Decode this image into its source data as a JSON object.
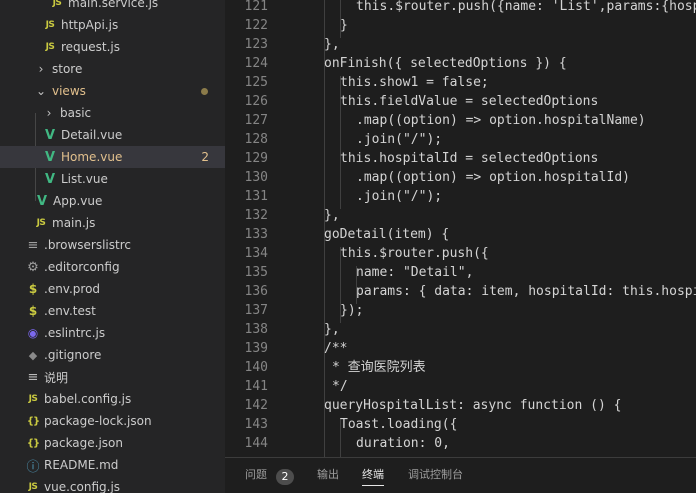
{
  "explorer": {
    "items": [
      {
        "label": "main.service.js",
        "icon": "js-file-icon",
        "glyph": "JS"
      },
      {
        "label": "httpApi.js",
        "icon": "js-file-icon",
        "glyph": "JS"
      },
      {
        "label": "request.js",
        "icon": "js-file-icon",
        "glyph": "JS"
      },
      {
        "label": "store",
        "icon": "chevron-right-icon",
        "glyph": "›"
      },
      {
        "label": "views",
        "icon": "chevron-down-icon",
        "glyph": "⌄"
      },
      {
        "label": "basic",
        "icon": "chevron-right-icon",
        "glyph": "›"
      },
      {
        "label": "Detail.vue",
        "icon": "vue-file-icon",
        "glyph": "V"
      },
      {
        "label": "Home.vue",
        "icon": "vue-file-icon",
        "glyph": "V",
        "badge": "2"
      },
      {
        "label": "List.vue",
        "icon": "vue-file-icon",
        "glyph": "V"
      },
      {
        "label": "App.vue",
        "icon": "vue-file-icon",
        "glyph": "V"
      },
      {
        "label": "main.js",
        "icon": "js-file-icon",
        "glyph": "JS"
      },
      {
        "label": ".browserslistrc",
        "icon": "config-file-icon",
        "glyph": "≡"
      },
      {
        "label": ".editorconfig",
        "icon": "gear-icon",
        "glyph": "⚙"
      },
      {
        "label": ".env.prod",
        "icon": "env-file-icon",
        "glyph": "$"
      },
      {
        "label": ".env.test",
        "icon": "env-file-icon",
        "glyph": "$"
      },
      {
        "label": ".eslintrc.js",
        "icon": "eslint-icon",
        "glyph": "◉"
      },
      {
        "label": ".gitignore",
        "icon": "git-icon",
        "glyph": "◆"
      },
      {
        "label": "说明",
        "icon": "text-file-icon",
        "glyph": "≡"
      },
      {
        "label": "babel.config.js",
        "icon": "js-file-icon",
        "glyph": "JS"
      },
      {
        "label": "package-lock.json",
        "icon": "json-file-icon",
        "glyph": "{}"
      },
      {
        "label": "package.json",
        "icon": "json-file-icon",
        "glyph": "{}"
      },
      {
        "label": "README.md",
        "icon": "info-icon",
        "glyph": "ⓘ"
      },
      {
        "label": "vue.config.js",
        "icon": "js-file-icon",
        "glyph": "JS"
      }
    ]
  },
  "editor": {
    "lines": [
      {
        "n": "121",
        "code": "        this.$router.push({name: 'List',params:{hospitalId}})"
      },
      {
        "n": "122",
        "code": "      }"
      },
      {
        "n": "123",
        "code": "    },"
      },
      {
        "n": "124",
        "code": "    onFinish({ selectedOptions }) {"
      },
      {
        "n": "125",
        "code": "      this.show1 = false;"
      },
      {
        "n": "126",
        "code": "      this.fieldValue = selectedOptions"
      },
      {
        "n": "127",
        "code": "        .map((option) => option.hospitalName)"
      },
      {
        "n": "128",
        "code": "        .join(\"/\");"
      },
      {
        "n": "129",
        "code": "      this.hospitalId = selectedOptions"
      },
      {
        "n": "130",
        "code": "        .map((option) => option.hospitalId)"
      },
      {
        "n": "131",
        "code": "        .join(\"/\");"
      },
      {
        "n": "132",
        "code": "    },"
      },
      {
        "n": "133",
        "code": "    goDetail(item) {"
      },
      {
        "n": "134",
        "code": "      this.$router.push({"
      },
      {
        "n": "135",
        "code": "        name: \"Detail\","
      },
      {
        "n": "136",
        "code": "        params: { data: item, hospitalId: this.hospitalId },"
      },
      {
        "n": "137",
        "code": "      });"
      },
      {
        "n": "138",
        "code": "    },"
      },
      {
        "n": "139",
        "code": "    /**"
      },
      {
        "n": "140",
        "code": "     * 查询医院列表"
      },
      {
        "n": "141",
        "code": "     */"
      },
      {
        "n": "142",
        "code": "    queryHospitalList: async function () {"
      },
      {
        "n": "143",
        "code": "      Toast.loading({"
      },
      {
        "n": "144",
        "code": "        duration: 0,"
      }
    ]
  },
  "panel": {
    "tabs": [
      {
        "label": "问题",
        "count": "2"
      },
      {
        "label": "输出"
      },
      {
        "label": "终端",
        "active": true
      },
      {
        "label": "调试控制台"
      }
    ]
  }
}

----------

- [WORK TO BE COMPLETED]
Extract every line of the records above that contains the word "selectedOptions".

- [THE REPLY]
        "code": "    onFinish({ selectedOptions }) {"
        "code": "      this.fieldValue = selectedOptions"
        "code": "      this.hospitalId = selectedOptions"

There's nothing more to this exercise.